Problem ▸
Exactly as they appear, output all of the records. Skip any images.

Dataset rows ▸
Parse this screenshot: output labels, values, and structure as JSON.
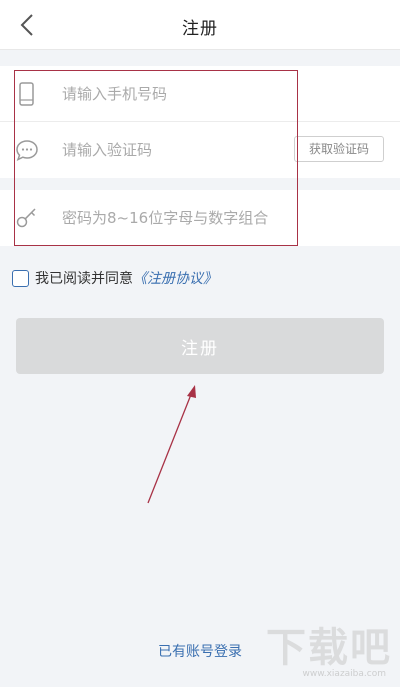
{
  "header": {
    "title": "注册"
  },
  "form": {
    "phone_placeholder": "请输入手机号码",
    "code_placeholder": "请输入验证码",
    "get_code_label": "获取验证码",
    "password_placeholder": "密码为8~16位字母与数字组合"
  },
  "agreement": {
    "text": "我已阅读并同意",
    "link": "《注册协议》",
    "checked": false
  },
  "register_button": {
    "label": "注册"
  },
  "login_link": "已有账号登录",
  "watermark": {
    "text": "下载吧",
    "url": "www.xiazaiba.com"
  },
  "icons": [
    "back-arrow-icon",
    "phone-icon",
    "chat-bubble-icon",
    "key-icon"
  ],
  "colors": {
    "accent": "#3a6fb0",
    "highlight": "#a83246",
    "disabled_button": "#d9dadb",
    "background": "#f2f4f7"
  }
}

Output below ▸
Parse this screenshot: output labels, values, and structure as JSON.
{
  "header": {
    "title": "注册"
  },
  "form": {
    "phone_placeholder": "请输入手机号码",
    "code_placeholder": "请输入验证码",
    "get_code_label": "获取验证码",
    "password_placeholder": "密码为8~16位字母与数字组合"
  },
  "agreement": {
    "text": "我已阅读并同意",
    "link": "《注册协议》",
    "checked": false
  },
  "register_button": {
    "label": "注册"
  },
  "login_link": "已有账号登录",
  "watermark": {
    "text": "下载吧",
    "url": "www.xiazaiba.com"
  },
  "icons": [
    "back-arrow-icon",
    "phone-icon",
    "chat-bubble-icon",
    "key-icon"
  ],
  "colors": {
    "accent": "#3a6fb0",
    "highlight": "#a83246",
    "disabled_button": "#d9dadb",
    "background": "#f2f4f7"
  }
}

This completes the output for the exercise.